─── MATERIAL PROVIDED

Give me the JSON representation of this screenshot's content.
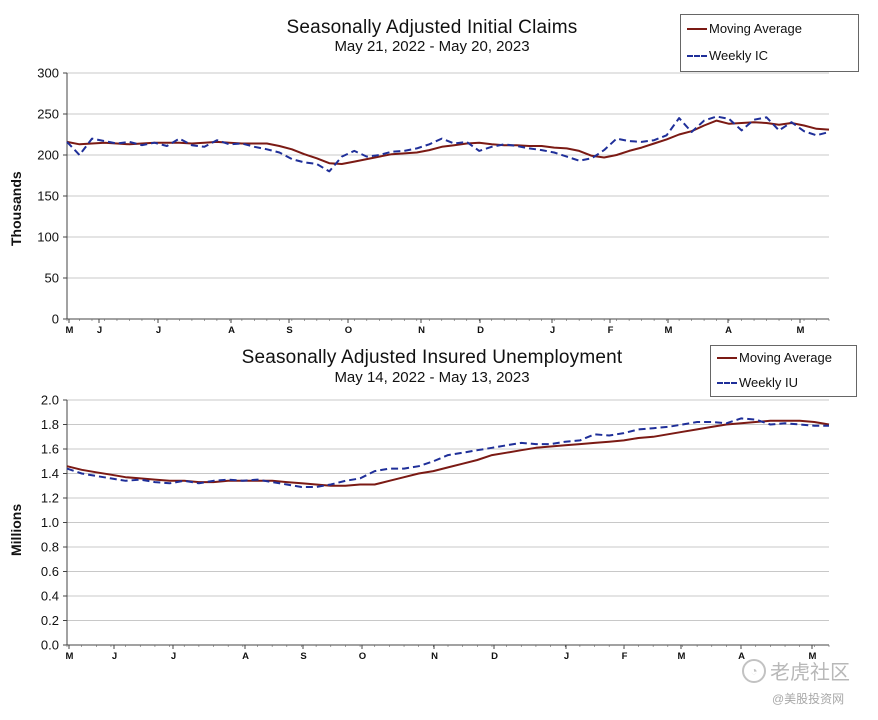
{
  "chart_data": [
    {
      "type": "line",
      "title": "Seasonally Adjusted Initial Claims",
      "subtitle": "May 21, 2022 - May 20, 2023",
      "ylabel": "Thousands",
      "xlabel": "",
      "ylim": [
        0,
        300
      ],
      "yticks": [
        "0",
        "50",
        "100",
        "150",
        "200",
        "250",
        "300"
      ],
      "xticks": [
        "M",
        "J",
        "J",
        "A",
        "S",
        "O",
        "N",
        "D",
        "J",
        "F",
        "M",
        "A",
        "M"
      ],
      "grid": true,
      "legend_position": "top-right",
      "series": [
        {
          "name": "Moving Average",
          "style": "solid",
          "color": "#7b1a14",
          "values": [
            216,
            213,
            214,
            215,
            214,
            213,
            214,
            215,
            215,
            215,
            214,
            215,
            216,
            215,
            214,
            214,
            214,
            211,
            207,
            201,
            196,
            190,
            189,
            192,
            195,
            198,
            201,
            202,
            203,
            206,
            210,
            212,
            214,
            215,
            213,
            212,
            212,
            211,
            211,
            209,
            208,
            205,
            199,
            197,
            200,
            205,
            209,
            214,
            219,
            225,
            229,
            236,
            242,
            238,
            239,
            240,
            239,
            237,
            239,
            236,
            232,
            231
          ]
        },
        {
          "name": "Weekly IC",
          "style": "dashed",
          "color": "#1f2f99",
          "values": [
            216,
            200,
            220,
            217,
            214,
            216,
            212,
            215,
            211,
            220,
            212,
            210,
            218,
            213,
            214,
            210,
            207,
            203,
            195,
            191,
            189,
            180,
            198,
            205,
            198,
            200,
            204,
            205,
            208,
            213,
            220,
            214,
            216,
            205,
            210,
            213,
            211,
            208,
            206,
            203,
            198,
            193,
            196,
            206,
            220,
            217,
            216,
            218,
            224,
            245,
            228,
            242,
            247,
            244,
            230,
            243,
            246,
            230,
            240,
            229,
            224,
            228
          ]
        }
      ]
    },
    {
      "type": "line",
      "title": "Seasonally Adjusted Insured Unemployment",
      "subtitle": "May 14, 2022 - May 13, 2023",
      "ylabel": "Millions",
      "xlabel": "",
      "ylim": [
        0.0,
        2.0
      ],
      "yticks": [
        "0.0",
        "0.2",
        "0.4",
        "0.6",
        "0.8",
        "1.0",
        "1.2",
        "1.4",
        "1.6",
        "1.8",
        "2.0"
      ],
      "xticks": [
        "M",
        "J",
        "J",
        "A",
        "S",
        "O",
        "N",
        "D",
        "J",
        "F",
        "M",
        "A",
        "M"
      ],
      "grid": true,
      "legend_position": "top-right",
      "series": [
        {
          "name": "Moving Average",
          "style": "solid",
          "color": "#7b1a14",
          "values": [
            1.46,
            1.43,
            1.41,
            1.39,
            1.37,
            1.36,
            1.35,
            1.34,
            1.34,
            1.33,
            1.33,
            1.34,
            1.34,
            1.34,
            1.34,
            1.33,
            1.32,
            1.31,
            1.3,
            1.3,
            1.31,
            1.31,
            1.34,
            1.37,
            1.4,
            1.42,
            1.45,
            1.48,
            1.51,
            1.55,
            1.57,
            1.59,
            1.61,
            1.62,
            1.63,
            1.64,
            1.65,
            1.66,
            1.67,
            1.69,
            1.7,
            1.72,
            1.74,
            1.76,
            1.78,
            1.8,
            1.81,
            1.82,
            1.83,
            1.83,
            1.83,
            1.82,
            1.8
          ]
        },
        {
          "name": "Weekly IU",
          "style": "dashed",
          "color": "#1f2f99",
          "values": [
            1.44,
            1.4,
            1.38,
            1.36,
            1.34,
            1.35,
            1.33,
            1.32,
            1.34,
            1.32,
            1.34,
            1.35,
            1.34,
            1.35,
            1.33,
            1.31,
            1.29,
            1.29,
            1.31,
            1.34,
            1.36,
            1.42,
            1.44,
            1.44,
            1.46,
            1.5,
            1.55,
            1.57,
            1.59,
            1.61,
            1.63,
            1.65,
            1.64,
            1.64,
            1.66,
            1.67,
            1.72,
            1.71,
            1.73,
            1.76,
            1.77,
            1.78,
            1.8,
            1.82,
            1.82,
            1.81,
            1.85,
            1.84,
            1.8,
            1.81,
            1.8,
            1.79,
            1.79
          ]
        }
      ]
    }
  ],
  "watermark": {
    "logo_text": "老虎社区",
    "sub_text": "@美股投资网"
  }
}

──────

*TASK DETAILS*.
Every record above should come back exactly, but without its pictures.

*WRITTEN ANSWER*.
Give me the JSON representation of this screenshot's content.
{
  "chart_data": [
    {
      "type": "line",
      "title": "Seasonally Adjusted Initial Claims",
      "subtitle": "May 21, 2022 - May 20, 2023",
      "ylabel": "Thousands",
      "xlabel": "",
      "ylim": [
        0,
        300
      ],
      "yticks": [
        "0",
        "50",
        "100",
        "150",
        "200",
        "250",
        "300"
      ],
      "xticks": [
        "M",
        "J",
        "J",
        "A",
        "S",
        "O",
        "N",
        "D",
        "J",
        "F",
        "M",
        "A",
        "M"
      ],
      "grid": true,
      "legend_position": "top-right",
      "series": [
        {
          "name": "Moving Average",
          "style": "solid",
          "color": "#7b1a14",
          "values": [
            216,
            213,
            214,
            215,
            214,
            213,
            214,
            215,
            215,
            215,
            214,
            215,
            216,
            215,
            214,
            214,
            214,
            211,
            207,
            201,
            196,
            190,
            189,
            192,
            195,
            198,
            201,
            202,
            203,
            206,
            210,
            212,
            214,
            215,
            213,
            212,
            212,
            211,
            211,
            209,
            208,
            205,
            199,
            197,
            200,
            205,
            209,
            214,
            219,
            225,
            229,
            236,
            242,
            238,
            239,
            240,
            239,
            237,
            239,
            236,
            232,
            231
          ]
        },
        {
          "name": "Weekly IC",
          "style": "dashed",
          "color": "#1f2f99",
          "values": [
            216,
            200,
            220,
            217,
            214,
            216,
            212,
            215,
            211,
            220,
            212,
            210,
            218,
            213,
            214,
            210,
            207,
            203,
            195,
            191,
            189,
            180,
            198,
            205,
            198,
            200,
            204,
            205,
            208,
            213,
            220,
            214,
            216,
            205,
            210,
            213,
            211,
            208,
            206,
            203,
            198,
            193,
            196,
            206,
            220,
            217,
            216,
            218,
            224,
            245,
            228,
            242,
            247,
            244,
            230,
            243,
            246,
            230,
            240,
            229,
            224,
            228
          ]
        }
      ]
    },
    {
      "type": "line",
      "title": "Seasonally Adjusted Insured Unemployment",
      "subtitle": "May 14, 2022 - May 13, 2023",
      "ylabel": "Millions",
      "xlabel": "",
      "ylim": [
        0.0,
        2.0
      ],
      "yticks": [
        "0.0",
        "0.2",
        "0.4",
        "0.6",
        "0.8",
        "1.0",
        "1.2",
        "1.4",
        "1.6",
        "1.8",
        "2.0"
      ],
      "xticks": [
        "M",
        "J",
        "J",
        "A",
        "S",
        "O",
        "N",
        "D",
        "J",
        "F",
        "M",
        "A",
        "M"
      ],
      "grid": true,
      "legend_position": "top-right",
      "series": [
        {
          "name": "Moving Average",
          "style": "solid",
          "color": "#7b1a14",
          "values": [
            1.46,
            1.43,
            1.41,
            1.39,
            1.37,
            1.36,
            1.35,
            1.34,
            1.34,
            1.33,
            1.33,
            1.34,
            1.34,
            1.34,
            1.34,
            1.33,
            1.32,
            1.31,
            1.3,
            1.3,
            1.31,
            1.31,
            1.34,
            1.37,
            1.4,
            1.42,
            1.45,
            1.48,
            1.51,
            1.55,
            1.57,
            1.59,
            1.61,
            1.62,
            1.63,
            1.64,
            1.65,
            1.66,
            1.67,
            1.69,
            1.7,
            1.72,
            1.74,
            1.76,
            1.78,
            1.8,
            1.81,
            1.82,
            1.83,
            1.83,
            1.83,
            1.82,
            1.8
          ]
        },
        {
          "name": "Weekly IU",
          "style": "dashed",
          "color": "#1f2f99",
          "values": [
            1.44,
            1.4,
            1.38,
            1.36,
            1.34,
            1.35,
            1.33,
            1.32,
            1.34,
            1.32,
            1.34,
            1.35,
            1.34,
            1.35,
            1.33,
            1.31,
            1.29,
            1.29,
            1.31,
            1.34,
            1.36,
            1.42,
            1.44,
            1.44,
            1.46,
            1.5,
            1.55,
            1.57,
            1.59,
            1.61,
            1.63,
            1.65,
            1.64,
            1.64,
            1.66,
            1.67,
            1.72,
            1.71,
            1.73,
            1.76,
            1.77,
            1.78,
            1.8,
            1.82,
            1.82,
            1.81,
            1.85,
            1.84,
            1.8,
            1.81,
            1.8,
            1.79,
            1.79
          ]
        }
      ]
    }
  ],
  "watermark": {
    "logo_text": "老虎社区",
    "sub_text": "@美股投资网"
  }
}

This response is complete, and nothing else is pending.